* Available records:

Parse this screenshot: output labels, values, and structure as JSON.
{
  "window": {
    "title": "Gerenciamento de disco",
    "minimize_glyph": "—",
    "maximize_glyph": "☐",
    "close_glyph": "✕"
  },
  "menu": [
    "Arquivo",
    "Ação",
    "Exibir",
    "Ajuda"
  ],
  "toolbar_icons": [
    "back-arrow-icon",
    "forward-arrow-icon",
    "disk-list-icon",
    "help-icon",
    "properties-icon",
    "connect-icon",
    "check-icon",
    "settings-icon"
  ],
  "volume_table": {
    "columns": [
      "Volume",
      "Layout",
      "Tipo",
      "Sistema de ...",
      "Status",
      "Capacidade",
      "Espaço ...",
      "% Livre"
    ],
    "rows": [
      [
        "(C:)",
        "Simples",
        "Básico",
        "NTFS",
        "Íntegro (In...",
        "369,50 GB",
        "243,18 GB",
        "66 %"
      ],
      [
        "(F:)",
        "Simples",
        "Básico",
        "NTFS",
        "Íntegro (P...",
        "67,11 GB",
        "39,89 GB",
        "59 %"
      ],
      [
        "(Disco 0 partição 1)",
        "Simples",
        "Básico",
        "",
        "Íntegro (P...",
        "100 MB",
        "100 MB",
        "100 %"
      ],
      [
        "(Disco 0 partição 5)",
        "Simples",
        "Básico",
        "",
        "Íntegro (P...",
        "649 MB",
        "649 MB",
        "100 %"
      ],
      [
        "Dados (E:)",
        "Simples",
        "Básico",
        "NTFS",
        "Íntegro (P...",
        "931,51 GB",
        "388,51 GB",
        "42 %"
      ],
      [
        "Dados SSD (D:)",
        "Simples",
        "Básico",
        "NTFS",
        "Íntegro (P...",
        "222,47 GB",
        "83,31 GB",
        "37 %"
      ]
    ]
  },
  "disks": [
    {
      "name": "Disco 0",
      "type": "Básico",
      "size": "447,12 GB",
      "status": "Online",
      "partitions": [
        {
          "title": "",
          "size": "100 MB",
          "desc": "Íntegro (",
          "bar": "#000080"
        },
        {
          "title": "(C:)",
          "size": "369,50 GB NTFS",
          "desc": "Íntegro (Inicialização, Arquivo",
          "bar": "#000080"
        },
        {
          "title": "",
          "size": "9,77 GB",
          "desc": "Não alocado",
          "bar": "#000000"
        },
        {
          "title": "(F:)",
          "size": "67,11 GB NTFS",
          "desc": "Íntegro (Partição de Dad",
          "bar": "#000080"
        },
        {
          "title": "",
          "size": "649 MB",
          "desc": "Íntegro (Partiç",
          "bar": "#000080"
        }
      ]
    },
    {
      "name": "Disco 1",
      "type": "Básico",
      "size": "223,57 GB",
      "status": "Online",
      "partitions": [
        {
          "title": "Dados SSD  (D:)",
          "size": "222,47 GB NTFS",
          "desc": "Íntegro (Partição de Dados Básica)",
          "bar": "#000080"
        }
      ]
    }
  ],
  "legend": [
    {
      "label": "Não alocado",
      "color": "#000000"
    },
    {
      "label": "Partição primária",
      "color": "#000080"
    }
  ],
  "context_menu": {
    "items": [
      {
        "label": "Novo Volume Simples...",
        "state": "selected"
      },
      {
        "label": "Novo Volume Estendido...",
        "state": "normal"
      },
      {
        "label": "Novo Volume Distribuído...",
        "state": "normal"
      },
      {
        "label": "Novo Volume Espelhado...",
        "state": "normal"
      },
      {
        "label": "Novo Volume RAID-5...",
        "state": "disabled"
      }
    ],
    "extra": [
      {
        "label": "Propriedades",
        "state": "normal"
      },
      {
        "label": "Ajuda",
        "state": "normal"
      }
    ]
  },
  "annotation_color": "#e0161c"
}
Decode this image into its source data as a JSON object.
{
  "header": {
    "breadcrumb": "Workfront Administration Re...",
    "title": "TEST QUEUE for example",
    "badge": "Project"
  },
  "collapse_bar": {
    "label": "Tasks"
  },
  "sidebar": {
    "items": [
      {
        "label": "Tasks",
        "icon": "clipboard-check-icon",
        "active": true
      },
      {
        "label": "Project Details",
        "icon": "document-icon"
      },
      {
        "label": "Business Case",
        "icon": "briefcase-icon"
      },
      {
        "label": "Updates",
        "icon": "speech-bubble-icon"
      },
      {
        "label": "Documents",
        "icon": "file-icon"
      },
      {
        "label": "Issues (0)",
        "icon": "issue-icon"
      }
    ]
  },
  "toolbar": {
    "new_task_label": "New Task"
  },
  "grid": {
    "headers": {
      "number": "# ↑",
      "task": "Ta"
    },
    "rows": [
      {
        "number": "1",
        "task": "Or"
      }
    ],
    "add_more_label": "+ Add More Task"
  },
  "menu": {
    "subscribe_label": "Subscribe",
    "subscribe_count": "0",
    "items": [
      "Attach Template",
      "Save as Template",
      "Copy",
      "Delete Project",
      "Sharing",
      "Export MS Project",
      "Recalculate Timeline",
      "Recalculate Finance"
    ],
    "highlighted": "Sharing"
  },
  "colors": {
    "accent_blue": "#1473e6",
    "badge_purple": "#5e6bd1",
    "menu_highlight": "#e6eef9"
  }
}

* Task:
Report only the number of lines in the data above that contain "Novo".

* Result:
5